[Data excerpts]
==================================================
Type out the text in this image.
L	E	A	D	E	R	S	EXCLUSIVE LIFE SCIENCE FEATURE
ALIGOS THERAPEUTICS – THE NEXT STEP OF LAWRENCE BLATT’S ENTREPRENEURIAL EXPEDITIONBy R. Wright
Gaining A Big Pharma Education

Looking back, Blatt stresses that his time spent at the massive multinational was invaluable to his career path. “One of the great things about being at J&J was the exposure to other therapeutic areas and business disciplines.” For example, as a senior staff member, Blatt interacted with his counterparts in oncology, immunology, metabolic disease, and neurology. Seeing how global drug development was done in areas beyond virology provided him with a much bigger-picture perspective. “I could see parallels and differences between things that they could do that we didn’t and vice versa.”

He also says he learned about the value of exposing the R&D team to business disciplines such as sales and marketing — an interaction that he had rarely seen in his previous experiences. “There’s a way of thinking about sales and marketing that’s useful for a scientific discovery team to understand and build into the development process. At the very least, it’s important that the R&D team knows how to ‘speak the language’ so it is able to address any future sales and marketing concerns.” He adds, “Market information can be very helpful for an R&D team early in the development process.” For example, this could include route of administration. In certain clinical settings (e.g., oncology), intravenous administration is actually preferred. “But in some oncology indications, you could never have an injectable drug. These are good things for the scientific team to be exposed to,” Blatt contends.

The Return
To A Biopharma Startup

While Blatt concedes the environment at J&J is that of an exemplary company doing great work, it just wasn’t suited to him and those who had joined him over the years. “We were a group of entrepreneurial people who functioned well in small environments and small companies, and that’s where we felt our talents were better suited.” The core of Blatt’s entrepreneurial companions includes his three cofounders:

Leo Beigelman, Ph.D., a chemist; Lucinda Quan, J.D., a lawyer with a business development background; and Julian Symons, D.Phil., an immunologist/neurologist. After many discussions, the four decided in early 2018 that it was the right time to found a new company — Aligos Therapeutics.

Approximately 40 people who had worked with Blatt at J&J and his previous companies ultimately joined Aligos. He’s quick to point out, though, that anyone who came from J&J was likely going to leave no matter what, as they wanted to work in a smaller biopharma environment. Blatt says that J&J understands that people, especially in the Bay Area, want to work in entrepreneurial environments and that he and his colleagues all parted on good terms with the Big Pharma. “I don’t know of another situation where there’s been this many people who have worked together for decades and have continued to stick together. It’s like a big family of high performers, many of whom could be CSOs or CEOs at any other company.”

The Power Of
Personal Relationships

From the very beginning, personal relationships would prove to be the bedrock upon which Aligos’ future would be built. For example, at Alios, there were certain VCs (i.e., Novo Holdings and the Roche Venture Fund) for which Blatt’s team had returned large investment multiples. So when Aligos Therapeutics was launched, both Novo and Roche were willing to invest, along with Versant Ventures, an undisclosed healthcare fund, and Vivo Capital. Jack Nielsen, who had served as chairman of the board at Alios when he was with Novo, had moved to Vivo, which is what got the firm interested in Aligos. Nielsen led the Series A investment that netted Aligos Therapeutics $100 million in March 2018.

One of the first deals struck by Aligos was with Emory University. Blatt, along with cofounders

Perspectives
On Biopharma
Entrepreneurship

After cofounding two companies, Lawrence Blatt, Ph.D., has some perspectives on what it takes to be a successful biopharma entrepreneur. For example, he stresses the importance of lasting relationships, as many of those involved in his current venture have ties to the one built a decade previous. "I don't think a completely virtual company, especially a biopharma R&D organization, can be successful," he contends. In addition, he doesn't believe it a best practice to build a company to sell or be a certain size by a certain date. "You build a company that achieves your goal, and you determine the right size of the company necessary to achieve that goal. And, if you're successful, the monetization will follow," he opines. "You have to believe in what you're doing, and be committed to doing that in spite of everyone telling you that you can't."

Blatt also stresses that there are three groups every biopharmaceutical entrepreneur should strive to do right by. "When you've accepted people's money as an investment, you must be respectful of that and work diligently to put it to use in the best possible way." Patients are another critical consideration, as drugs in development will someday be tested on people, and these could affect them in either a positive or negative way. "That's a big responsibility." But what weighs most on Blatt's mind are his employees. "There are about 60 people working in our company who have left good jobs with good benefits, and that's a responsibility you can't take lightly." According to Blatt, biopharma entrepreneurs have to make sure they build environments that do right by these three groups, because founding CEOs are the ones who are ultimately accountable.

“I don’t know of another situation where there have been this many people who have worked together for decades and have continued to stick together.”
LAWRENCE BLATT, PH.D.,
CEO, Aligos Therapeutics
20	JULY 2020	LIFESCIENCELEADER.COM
==================================================
YOUR INSTRUCTIONS: Your reply must contain each entry, reproduced exactly.

ANSWER BOX:
Type out the text in this image.
L	E	A	D	E	R	S	EXCLUSIVE LIFE SCIENCE FEATURE
ALIGOS THERAPEUTICS – THE NEXT STEP OF LAWRENCE BLATT’S ENTREPRENEURIAL EXPEDITIONBy R. Wright
Gaining A Big Pharma Education

Looking back, Blatt stresses that his time spent at the massive multinational was invaluable to his career path. “One of the great things about being at J&J was the exposure to other therapeutic areas and business disciplines.” For example, as a senior staff member, Blatt interacted with his counterparts in oncology, immunology, metabolic disease, and neurology. Seeing how global drug development was done in areas beyond virology provided him with a much bigger-picture perspective. “I could see parallels and differences between things that they could do that we didn’t and vice versa.”

He also says he learned about the value of exposing the R&D team to business disciplines such as sales and marketing — an interaction that he had rarely seen in his previous experiences. “There’s a way of thinking about sales and marketing that’s useful for a scientific discovery team to understand and build into the development process. At the very least, it’s important that the R&D team knows how to ‘speak the language’ so it is able to address any future sales and marketing concerns.” He adds, “Market information can be very helpful for an R&D team early in the development process.” For example, this could include route of administration. In certain clinical settings (e.g., oncology), intravenous administration is actually preferred. “But in some oncology indications, you could never have an injectable drug. These are good things for the scientific team to be exposed to,” Blatt contends.

The Return
To A Biopharma Startup

While Blatt concedes the environment at J&J is that of an exemplary company doing great work, it just wasn’t suited to him and those who had joined him over the years. “We were a group of entrepreneurial people who functioned well in small environments and small companies, and that’s where we felt our talents were better suited.” The core of Blatt’s entrepreneurial companions includes his three cofounders:

Leo Beigelman, Ph.D., a chemist; Lucinda Quan, J.D., a lawyer with a business development background; and Julian Symons, D.Phil., an immunologist/neurologist. After many discussions, the four decided in early 2018 that it was the right time to found a new company — Aligos Therapeutics.

Approximately 40 people who had worked with Blatt at J&J and his previous companies ultimately joined Aligos. He’s quick to point out, though, that anyone who came from J&J was likely going to leave no matter what, as they wanted to work in a smaller biopharma environment. Blatt says that J&J understands that people, especially in the Bay Area, want to work in entrepreneurial environments and that he and his colleagues all parted on good terms with the Big Pharma. “I don’t know of another situation where there’s been this many people who have worked together for decades and have continued to stick together. It’s like a big family of high performers, many of whom could be CSOs or CEOs at any other company.”

The Power Of
Personal Relationships

From the very beginning, personal relationships would prove to be the bedrock upon which Aligos’ future would be built. For example, at Alios, there were certain VCs (i.e., Novo Holdings and the Roche Venture Fund) for which Blatt’s team had returned large investment multiples. So when Aligos Therapeutics was launched, both Novo and Roche were willing to invest, along with Versant Ventures, an undisclosed healthcare fund, and Vivo Capital. Jack Nielsen, who had served as chairman of the board at Alios when he was with Novo, had moved to Vivo, which is what got the firm interested in Aligos. Nielsen led the Series A investment that netted Aligos Therapeutics $100 million in March 2018.

One of the first deals struck by Aligos was with Emory University. Blatt, along with cofounders

Perspectives
On Biopharma
Entrepreneurship

After cofounding two companies, Lawrence Blatt, Ph.D., has some perspectives on what it takes to be a successful biopharma entrepreneur. For example, he stresses the importance of lasting relationships, as many of those involved in his current venture have ties to the one built a decade previous. "I don't think a completely virtual company, especially a biopharma R&D organization, can be successful," he contends. In addition, he doesn't believe it a best practice to build a company to sell or be a certain size by a certain date. "You build a company that achieves your goal, and you determine the right size of the company necessary to achieve that goal. And, if you're successful, the monetization will follow," he opines. "You have to believe in what you're doing, and be committed to doing that in spite of everyone telling you that you can't."

Blatt also stresses that there are three groups every biopharmaceutical entrepreneur should strive to do right by. "When you've accepted people's money as an investment, you must be respectful of that and work diligently to put it to use in the best possible way." Patients are another critical consideration, as drugs in development will someday be tested on people, and these could affect them in either a positive or negative way. "That's a big responsibility." But what weighs most on Blatt's mind are his employees. "There are about 60 people working in our company who have left good jobs with good benefits, and that's a responsibility you can't take lightly." According to Blatt, biopharma entrepreneurs have to make sure they build environments that do right by these three groups, because founding CEOs are the ones who are ultimately accountable.

“I don’t know of another situation where there have been this many people who have worked together for decades and have continued to stick together.”
LAWRENCE BLATT, PH.D.,
CEO, Aligos Therapeutics
20	JULY 2020	LIFESCIENCELEADER.COM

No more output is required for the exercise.